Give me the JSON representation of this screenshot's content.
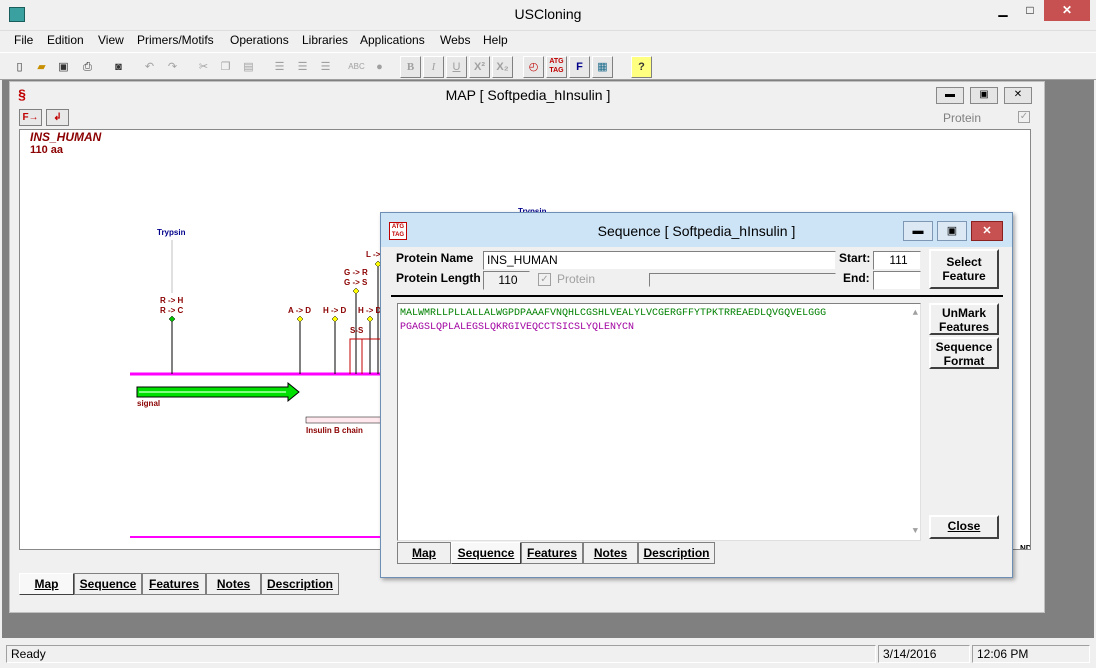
{
  "app": {
    "title": "USCloning"
  },
  "menu": [
    "File",
    "Edition",
    "View",
    "Primers/Motifs",
    "Operations",
    "Libraries",
    "Applications",
    "Webs",
    "Help"
  ],
  "toolbar": {
    "icons": [
      "new-file-icon",
      "open-folder-icon",
      "save-icon",
      "print-icon",
      "camera-icon",
      "undo-icon",
      "redo-icon",
      "cut-icon",
      "copy-icon",
      "paste-icon",
      "align-left-icon",
      "align-center-icon",
      "align-right-icon",
      "abc-icon",
      "color-icon",
      "bold-icon",
      "italic-icon",
      "underline-icon",
      "superscript-icon",
      "subscript-icon",
      "map-icon",
      "atg-translate-icon",
      "features-icon",
      "grid-icon",
      "help-icon"
    ],
    "labels": {
      "bold": "B",
      "italic": "I",
      "underline": "U",
      "superscript": "X²",
      "subscript": "X₂",
      "atg": "ATG TAG",
      "f": "F",
      "abc": "ABC",
      "help": "?"
    }
  },
  "map_window": {
    "title": "MAP   [ Softpedia_hInsulin ]",
    "protein_label": "Protein",
    "name": "INS_HUMAN",
    "length": "110 aa",
    "annotations": {
      "trypsin_left": "Trypsin",
      "trypsin_right": "Trypsin",
      "rh": "R -> H",
      "rc": "R -> C",
      "ad": "A -> D",
      "hd1": "H -> D",
      "hd2": "H -> D",
      "gr": "G -> R",
      "gs": "G -> S",
      "l": "L ->",
      "ss": "S-S",
      "signal": "signal",
      "insulin_b": "Insulin B chain",
      "nd": "ND"
    },
    "tabs": [
      "Map",
      "Sequence",
      "Features",
      "Notes",
      "Description"
    ],
    "active_tab": "Map"
  },
  "sequence_window": {
    "title": "Sequence  [ Softpedia_hInsulin ]",
    "protein_name_label": "Protein Name",
    "protein_name": "INS_HUMAN",
    "protein_length_label": "Protein Length",
    "protein_length": "110",
    "protein_checkbox_label": "Protein",
    "start_label": "Start:",
    "start_value": "111",
    "end_label": "End:",
    "end_value": "",
    "buttons": {
      "select_feature": "Select Feature",
      "unmark_features": "UnMark Features",
      "sequence_format": "Sequence Format",
      "close": "Close"
    },
    "sequence_line1": "MALWMRLLPLLALLALWGPDPAAAFVNQHLCGSHLVEALYLVCGERGFFYTPKTRREAEDLQVGQVELGGG",
    "sequence_line2": "PGAGSLQPLALEGSLQKRGIVEQCCTSICSLYQLENYCN",
    "tabs": [
      "Map",
      "Sequence",
      "Features",
      "Notes",
      "Description"
    ],
    "active_tab": "Sequence",
    "colors": {
      "hydrophobic": "#008000",
      "charged": "#c00000",
      "polar": "#0000c0",
      "special": "#a000a0"
    }
  },
  "status": {
    "text": "Ready",
    "date": "3/14/2016",
    "time": "12:06 PM"
  }
}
--------------------------------
- **Work to be completed**: The data shown above must be printed again exactly, with no images included.

- **Task output**:
Give me the JSON representation of this screenshot's content.
{
  "app": {
    "title": "USCloning"
  },
  "menu": [
    "File",
    "Edition",
    "View",
    "Primers/Motifs",
    "Operations",
    "Libraries",
    "Applications",
    "Webs",
    "Help"
  ],
  "toolbar": {
    "icons": [
      "new-file-icon",
      "open-folder-icon",
      "save-icon",
      "print-icon",
      "camera-icon",
      "undo-icon",
      "redo-icon",
      "cut-icon",
      "copy-icon",
      "paste-icon",
      "align-left-icon",
      "align-center-icon",
      "align-right-icon",
      "abc-icon",
      "color-icon",
      "bold-icon",
      "italic-icon",
      "underline-icon",
      "superscript-icon",
      "subscript-icon",
      "map-icon",
      "atg-translate-icon",
      "features-icon",
      "grid-icon",
      "help-icon"
    ],
    "labels": {
      "bold": "B",
      "italic": "I",
      "underline": "U",
      "superscript": "X²",
      "subscript": "X₂",
      "atg": "ATG TAG",
      "f": "F",
      "abc": "ABC",
      "help": "?"
    }
  },
  "map_window": {
    "title": "MAP   [ Softpedia_hInsulin ]",
    "protein_label": "Protein",
    "name": "INS_HUMAN",
    "length": "110 aa",
    "annotations": {
      "trypsin_left": "Trypsin",
      "trypsin_right": "Trypsin",
      "rh": "R -> H",
      "rc": "R -> C",
      "ad": "A -> D",
      "hd1": "H -> D",
      "hd2": "H -> D",
      "gr": "G -> R",
      "gs": "G -> S",
      "l": "L ->",
      "ss": "S-S",
      "signal": "signal",
      "insulin_b": "Insulin B chain",
      "nd": "ND"
    },
    "tabs": [
      "Map",
      "Sequence",
      "Features",
      "Notes",
      "Description"
    ],
    "active_tab": "Map"
  },
  "sequence_window": {
    "title": "Sequence  [ Softpedia_hInsulin ]",
    "protein_name_label": "Protein Name",
    "protein_name": "INS_HUMAN",
    "protein_length_label": "Protein Length",
    "protein_length": "110",
    "protein_checkbox_label": "Protein",
    "start_label": "Start:",
    "start_value": "111",
    "end_label": "End:",
    "end_value": "",
    "buttons": {
      "select_feature": "Select Feature",
      "unmark_features": "UnMark Features",
      "sequence_format": "Sequence Format",
      "close": "Close"
    },
    "sequence_line1": "MALWMRLLPLLALLALWGPDPAAAFVNQHLCGSHLVEALYLVCGERGFFYTPKTRREAEDLQVGQVELGGG",
    "sequence_line2": "PGAGSLQPLALEGSLQKRGIVEQCCTSICSLYQLENYCN",
    "tabs": [
      "Map",
      "Sequence",
      "Features",
      "Notes",
      "Description"
    ],
    "active_tab": "Sequence",
    "colors": {
      "hydrophobic": "#008000",
      "charged": "#c00000",
      "polar": "#0000c0",
      "special": "#a000a0"
    }
  },
  "status": {
    "text": "Ready",
    "date": "3/14/2016",
    "time": "12:06 PM"
  }
}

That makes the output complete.